Saved data entries
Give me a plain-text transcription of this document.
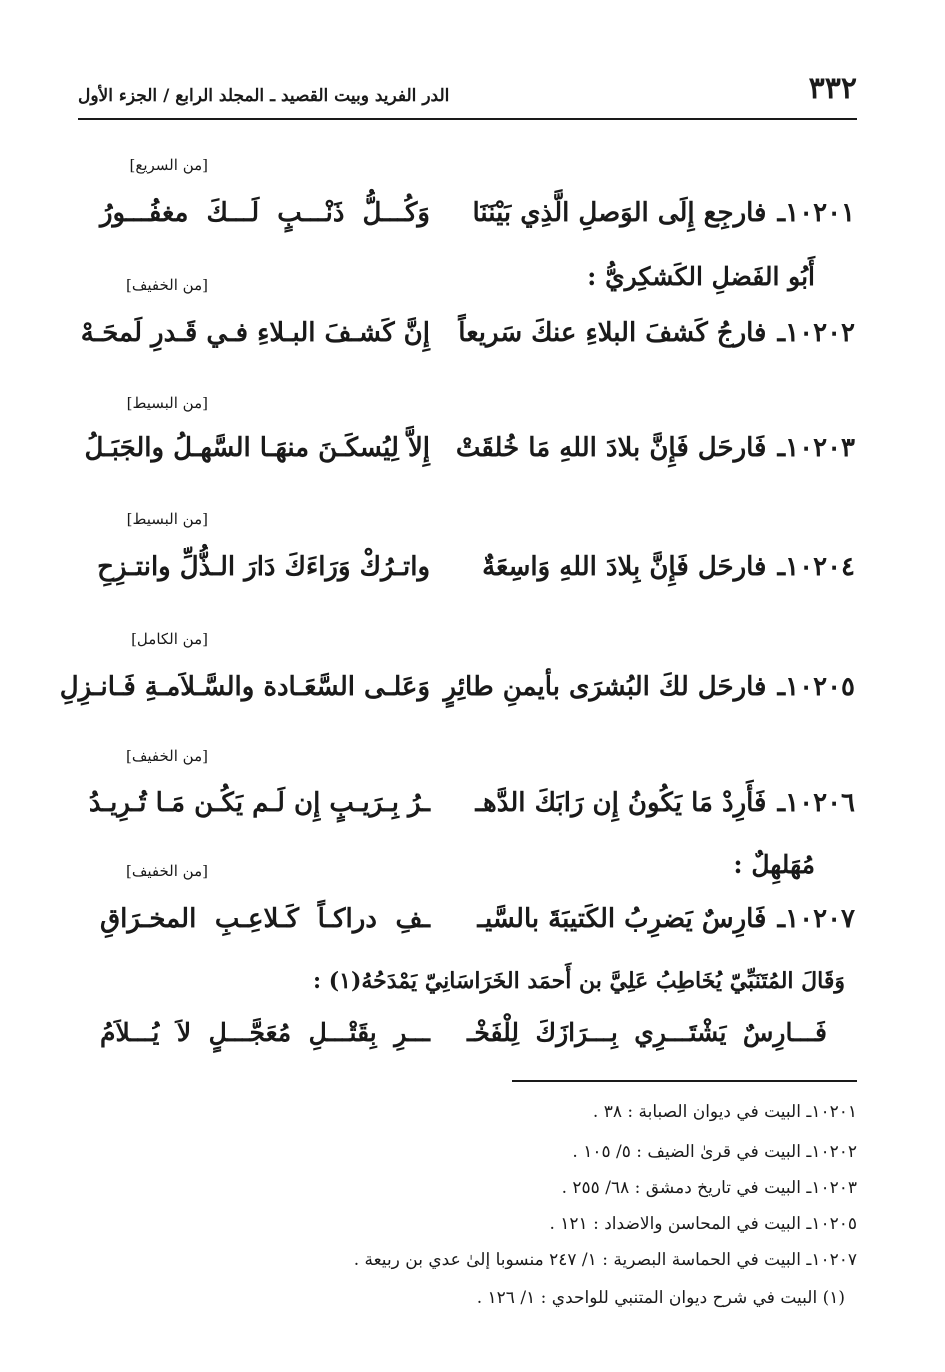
٣٣٢
الدر الفريد وبيت القصيد ـ المجلد الرابع / الجزء الأول
[من السريع]
١٠٢٠١ـ فارجِع إِلَى الوَصلِ الَّذِي بَيْنَنَا
وَكُـــلُّ ذَنْـــبٍ لَـــكَ مغفُـــورُ
أَبُو الفَضلِ الكَشكِريُّ :
[من الخفيف]
١٠٢٠٢ـ فارجُ كَشفَ البلاءِ عنكَ سَريعاً
إِنَّ كَشـفَ البـلاءِ فـي قَـدرِ لَمحَـهْ
[من البسيط]
١٠٢٠٣ـ فَارحَل فَإِنَّ بلادَ اللهِ مَا خُلقَتْ
إِلاَّ لِيُسكَـنَ منهَـا السَّهـلُ والجَبَـلُ
[من البسيط]
١٠٢٠٤ـ فارحَل فَإِنَّ بِلادَ اللهِ وَاسِعَةٌ
واتـرُكْ وَرَاءَكَ دَارَ الـذُّلِّ وانتـزِحِ
[من الكامل]
١٠٢٠٥ـ فارحَل لكَ البُشرَى بأيمنِ طائِرٍ
وَعَلـى السَّعَـادة والسَّـلاَمـةِ فَـانـزِلِ
[من الخفيف]
١٠٢٠٦ـ فَأَرِدْ مَا يَكُونُ إِن رَابَكَ الدَّهـ
ـرُ بِـرَيـبٍ إِن لَـم يَكُـن مَـا تُـرِيـدُ
مُهَلهِلٌ :
[من الخفيف]
١٠٢٠٧ـ فَارِسٌ يَضرِبُ الكَتيبَةَ بالسَّيـ
ـفِ دراكـاً كَـلاعِـبِ المخـرَاقِ
وَقَالَ المُتَنَبِّيّ يُخَاطِبُ عَلِيَّ بن أَحمَد الخَرَاسَانِيّ يَمْدَحُهُ(١) :
فَـــارِسٌ يَشْتَـــرِي بِـــرَازَكَ لِلْفَخْـ
ـــرِ بِقَتْـــلِ مُعَجَّـــلٍ لاَ يُـــلاَمُ
١٠٢٠١ـ البيت في ديوان الصبابة : ٣٨ .
١٠٢٠٢ـ البيت في قرىٰ الضيف : ٥/ ١٠٥ .
١٠٢٠٣ـ البيت في تاريخ دمشق : ٦٨/ ٢٥٥ .
١٠٢٠٥ـ البيت في المحاسن والاضداد : ١٢١ .
١٠٢٠٧ـ البيت في الحماسة البصرية : ١/ ٢٤٧ منسوبا إلىٰ عدي بن ربيعة .
(١) البيت في شرح ديوان المتنبي للواحدي : ١/ ١٢٦ .
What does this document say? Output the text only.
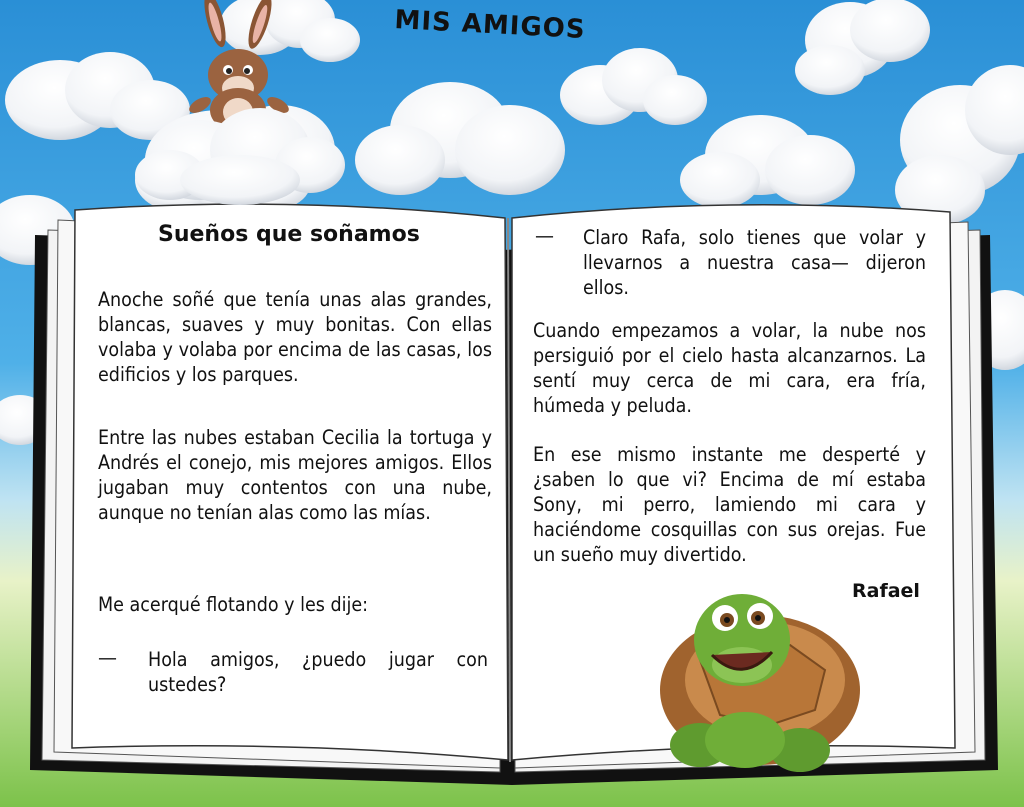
MIS AMIGOS
Sueños que soñamos

Anoche soñé que tenía unas alas grandes, blancas, suaves y muy bonitas. Con ellas volaba y volaba por encima de las casas, los edificios y los parques.

Entre las nubes estaban Cecilia la tortuga y Andrés el conejo, mis mejores amigos. Ellos jugaban muy contentos con una nube, aunque no tenían alas como las mías.

Me acerqué flotando y les dije:

— Hola amigos, ¿puedo jugar con ustedes?

— Claro Rafa, solo tienes que volar y llevarnos a nuestra casa— dijeron ellos.

Cuando empezamos a volar, la nube nos persiguió por el cielo hasta alcanzarnos. La sentí muy cerca de mi cara, era fría, húmeda y peluda.

En ese mismo instante me desperté y ¿saben lo que vi? Encima de mí estaba Sony, mi perro, lamiendo mi cara y haciéndome cosquillas con sus orejas. Fue un sueño muy divertido.

Rafael
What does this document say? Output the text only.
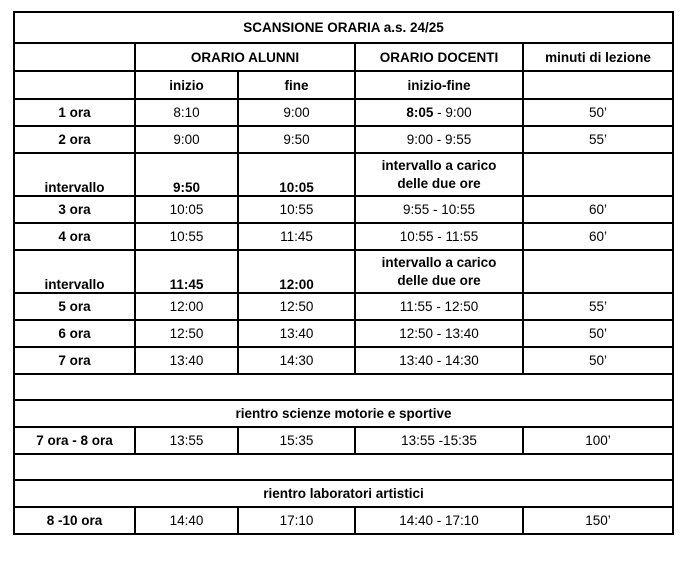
SCANSIONE ORARIA a.s. 24/25				
	ORARIO ALUNNI		ORARIO DOCENTI	minuti di lezione
	inizio	fine	inizio-fine	
1 ora	8:10	9:00	8:05 - 9:00	50’
2 ora	9:00	9:50	9:00 - 9:55	55’
intervallo	9:50	10:05	intervallo a carico
delle due ore	

3 ora	10:05	10:55	9:55 - 10:55	60’
4 ora	10:55	11:45	10:55 - 11:55	60’
intervallo	11:45	12:00	intervallo a carico
delle due ore	

5 ora	12:00	12:50	11:55 - 12:50	55’
6 ora	12:50	13:40	12:50 - 13:40	50’
7 ora	13:40	14:30	13:40 - 14:30	50’

rientro scienze motorie e sportive				
7 ora - 8 ora	13:55	15:35	13:55 -15:35	100’

rientro laboratori artistici				
8 -10 ora	14:40	17:10	14:40 - 17:10	150’
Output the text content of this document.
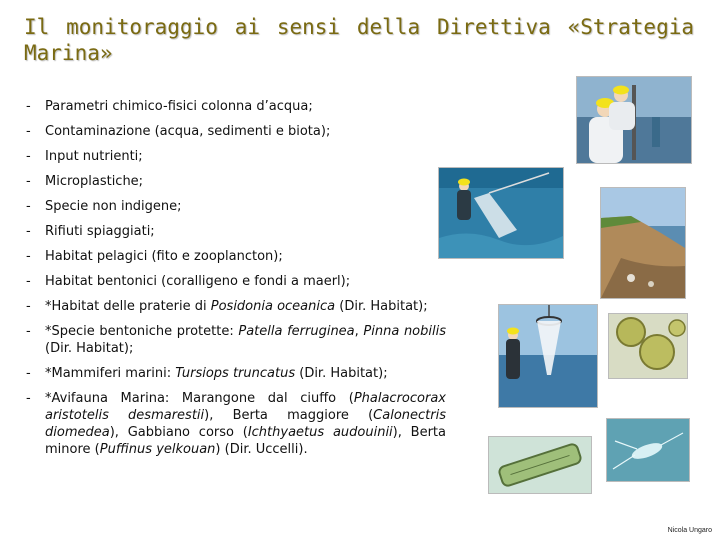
Il monitoraggio ai sensi della Direttiva «Strategia Marina»
- Parametri chimico-fisici colonna d’acqua;
- Contaminazione (acqua, sedimenti e biota);
- Input nutrienti;
- Microplastiche;
- Specie non indigene;
- Rifiuti spiaggiati;
- Habitat pelagici (fito e zooplancton);
- Habitat bentonici (coralligeno e fondi a maerl);
- *Habitat delle praterie di Posidonia oceanica (Dir. Habitat);
- *Specie bentoniche protette: Patella ferruginea, Pinna nobilis (Dir. Habitat);
- *Mammiferi marini: Tursiops truncatus (Dir. Habitat);
- *Avifauna Marina: Marangone dal ciuffo (Phalacrocorax aristotelis desmarestii), Berta maggiore (Calonectris diomedea), Gabbiano corso (Ichthyaetus audouinii), Berta minore (Puffinus yelkouan) (Dir. Uccelli).
Nicola Ungaro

• TASK REQUIREMENTS:
Beginning at the line with "Output the text content of this document.", reproduce each line exactly through the last line of the records above, with pictures left out.

• ANSWER FOR THIS EXERCISE:
Output the text content of this document.
Il monitoraggio ai sensi della Direttiva «Strategia Marina»
- Parametri chimico-fisici colonna d’acqua;
- Contaminazione (acqua, sedimenti e biota);
- Input nutrienti;
- Microplastiche;
- Specie non indigene;
- Rifiuti spiaggiati;
- Habitat pelagici (fito e zooplancton);
- Habitat bentonici (coralligeno e fondi a maerl);
- *Habitat delle praterie di Posidonia oceanica (Dir. Habitat);
- *Specie bentoniche protette: Patella ferruginea, Pinna nobilis (Dir. Habitat);
- *Mammiferi marini: Tursiops truncatus (Dir. Habitat);
- *Avifauna Marina: Marangone dal ciuffo (Phalacrocorax aristotelis desmarestii), Berta maggiore (Calonectris diomedea), Gabbiano corso (Ichthyaetus audouinii), Berta minore (Puffinus yelkouan) (Dir. Uccelli).
Nicola Ungaro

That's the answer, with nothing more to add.